### Problem
Report the number of lines in these entries that contain "Details". Write only the number.

### Stored data
▬▬▬▬▬▬

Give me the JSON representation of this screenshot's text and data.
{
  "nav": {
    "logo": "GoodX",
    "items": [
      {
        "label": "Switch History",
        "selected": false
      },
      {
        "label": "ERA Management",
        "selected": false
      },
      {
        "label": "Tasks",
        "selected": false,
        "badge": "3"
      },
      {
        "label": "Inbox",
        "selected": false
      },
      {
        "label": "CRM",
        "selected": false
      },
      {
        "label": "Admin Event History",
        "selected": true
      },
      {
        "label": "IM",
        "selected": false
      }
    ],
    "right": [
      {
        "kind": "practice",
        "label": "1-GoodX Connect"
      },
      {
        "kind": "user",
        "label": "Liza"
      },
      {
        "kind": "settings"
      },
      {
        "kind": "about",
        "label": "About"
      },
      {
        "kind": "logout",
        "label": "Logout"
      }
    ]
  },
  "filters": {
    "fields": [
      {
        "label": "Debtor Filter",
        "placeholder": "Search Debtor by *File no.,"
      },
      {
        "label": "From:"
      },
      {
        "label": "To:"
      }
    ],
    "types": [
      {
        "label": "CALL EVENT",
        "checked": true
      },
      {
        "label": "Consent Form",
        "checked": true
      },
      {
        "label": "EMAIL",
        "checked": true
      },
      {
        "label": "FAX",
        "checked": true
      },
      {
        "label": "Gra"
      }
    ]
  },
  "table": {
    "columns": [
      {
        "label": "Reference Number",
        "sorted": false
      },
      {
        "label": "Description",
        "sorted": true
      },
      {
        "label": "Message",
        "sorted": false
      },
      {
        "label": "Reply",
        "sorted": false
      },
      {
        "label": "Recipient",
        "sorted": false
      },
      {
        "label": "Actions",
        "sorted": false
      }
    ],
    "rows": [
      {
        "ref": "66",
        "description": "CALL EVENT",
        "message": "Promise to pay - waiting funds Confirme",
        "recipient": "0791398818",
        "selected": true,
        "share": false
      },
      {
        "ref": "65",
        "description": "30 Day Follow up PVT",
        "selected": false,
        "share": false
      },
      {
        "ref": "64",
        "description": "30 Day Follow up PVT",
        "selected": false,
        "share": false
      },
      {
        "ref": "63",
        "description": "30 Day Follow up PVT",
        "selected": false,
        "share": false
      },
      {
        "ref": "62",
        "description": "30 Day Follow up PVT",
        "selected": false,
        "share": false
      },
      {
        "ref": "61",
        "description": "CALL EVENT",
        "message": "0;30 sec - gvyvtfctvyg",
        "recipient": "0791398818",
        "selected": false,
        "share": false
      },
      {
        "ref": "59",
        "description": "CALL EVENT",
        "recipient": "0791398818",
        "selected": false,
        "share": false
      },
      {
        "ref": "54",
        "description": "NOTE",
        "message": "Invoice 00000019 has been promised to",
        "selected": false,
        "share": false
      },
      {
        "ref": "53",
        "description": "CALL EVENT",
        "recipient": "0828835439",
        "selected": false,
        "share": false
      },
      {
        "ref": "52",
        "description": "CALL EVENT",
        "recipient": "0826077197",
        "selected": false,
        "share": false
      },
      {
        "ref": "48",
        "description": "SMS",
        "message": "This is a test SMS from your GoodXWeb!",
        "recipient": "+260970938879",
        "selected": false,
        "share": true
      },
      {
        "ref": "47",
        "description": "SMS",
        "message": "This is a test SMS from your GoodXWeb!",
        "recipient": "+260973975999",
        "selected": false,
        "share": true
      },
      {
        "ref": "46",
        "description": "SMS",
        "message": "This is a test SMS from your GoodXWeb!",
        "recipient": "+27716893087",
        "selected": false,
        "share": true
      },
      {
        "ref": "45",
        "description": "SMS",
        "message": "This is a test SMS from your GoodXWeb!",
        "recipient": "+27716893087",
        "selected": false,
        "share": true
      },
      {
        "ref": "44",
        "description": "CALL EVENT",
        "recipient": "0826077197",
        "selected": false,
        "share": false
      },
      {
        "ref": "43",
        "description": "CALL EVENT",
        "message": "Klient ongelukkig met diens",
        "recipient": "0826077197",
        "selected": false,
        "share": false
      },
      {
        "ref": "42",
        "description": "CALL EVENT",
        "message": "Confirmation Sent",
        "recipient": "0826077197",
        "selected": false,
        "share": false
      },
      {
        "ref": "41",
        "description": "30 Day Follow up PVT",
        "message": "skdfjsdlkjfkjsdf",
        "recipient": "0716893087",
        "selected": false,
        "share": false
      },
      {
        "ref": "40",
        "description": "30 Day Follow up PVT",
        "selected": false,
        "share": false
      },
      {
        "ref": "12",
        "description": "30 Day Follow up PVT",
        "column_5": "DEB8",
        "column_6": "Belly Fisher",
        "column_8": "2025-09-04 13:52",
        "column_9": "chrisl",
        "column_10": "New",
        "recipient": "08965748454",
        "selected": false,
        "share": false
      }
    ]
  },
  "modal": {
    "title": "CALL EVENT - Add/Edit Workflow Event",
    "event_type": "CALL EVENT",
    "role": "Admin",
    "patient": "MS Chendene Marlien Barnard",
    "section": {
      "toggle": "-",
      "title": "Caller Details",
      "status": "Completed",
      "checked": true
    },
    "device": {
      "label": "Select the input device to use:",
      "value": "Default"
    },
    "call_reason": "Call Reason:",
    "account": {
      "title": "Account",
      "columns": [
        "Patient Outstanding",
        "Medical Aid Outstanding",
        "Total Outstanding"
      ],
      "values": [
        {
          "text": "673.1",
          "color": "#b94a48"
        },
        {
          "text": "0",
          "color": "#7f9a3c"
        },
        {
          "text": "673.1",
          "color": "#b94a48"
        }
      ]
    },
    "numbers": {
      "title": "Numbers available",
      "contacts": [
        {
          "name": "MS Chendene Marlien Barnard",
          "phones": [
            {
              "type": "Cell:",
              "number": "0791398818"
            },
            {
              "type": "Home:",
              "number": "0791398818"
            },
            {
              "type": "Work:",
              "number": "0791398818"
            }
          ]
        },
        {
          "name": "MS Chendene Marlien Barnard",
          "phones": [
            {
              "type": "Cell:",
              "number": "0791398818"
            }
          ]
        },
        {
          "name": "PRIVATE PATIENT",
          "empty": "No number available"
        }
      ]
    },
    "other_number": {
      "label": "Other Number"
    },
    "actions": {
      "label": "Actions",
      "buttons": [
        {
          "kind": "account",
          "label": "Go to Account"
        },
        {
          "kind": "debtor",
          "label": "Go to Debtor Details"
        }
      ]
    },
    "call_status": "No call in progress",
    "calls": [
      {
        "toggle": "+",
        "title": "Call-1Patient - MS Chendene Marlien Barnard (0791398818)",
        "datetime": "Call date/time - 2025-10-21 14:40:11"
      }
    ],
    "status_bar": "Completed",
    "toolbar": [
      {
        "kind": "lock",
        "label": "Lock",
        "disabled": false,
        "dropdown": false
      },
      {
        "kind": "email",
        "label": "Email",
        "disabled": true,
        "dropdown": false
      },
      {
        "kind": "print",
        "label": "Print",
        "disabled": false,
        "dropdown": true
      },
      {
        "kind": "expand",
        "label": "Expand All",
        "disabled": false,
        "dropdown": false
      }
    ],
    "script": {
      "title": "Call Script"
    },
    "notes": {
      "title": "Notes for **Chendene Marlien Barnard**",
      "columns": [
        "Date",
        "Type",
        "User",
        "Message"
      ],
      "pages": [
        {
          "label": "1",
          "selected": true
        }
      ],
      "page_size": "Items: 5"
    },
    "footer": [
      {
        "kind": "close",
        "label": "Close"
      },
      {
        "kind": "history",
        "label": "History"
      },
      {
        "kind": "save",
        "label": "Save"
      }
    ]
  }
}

▬▬▬▬▬▬

### Written response
2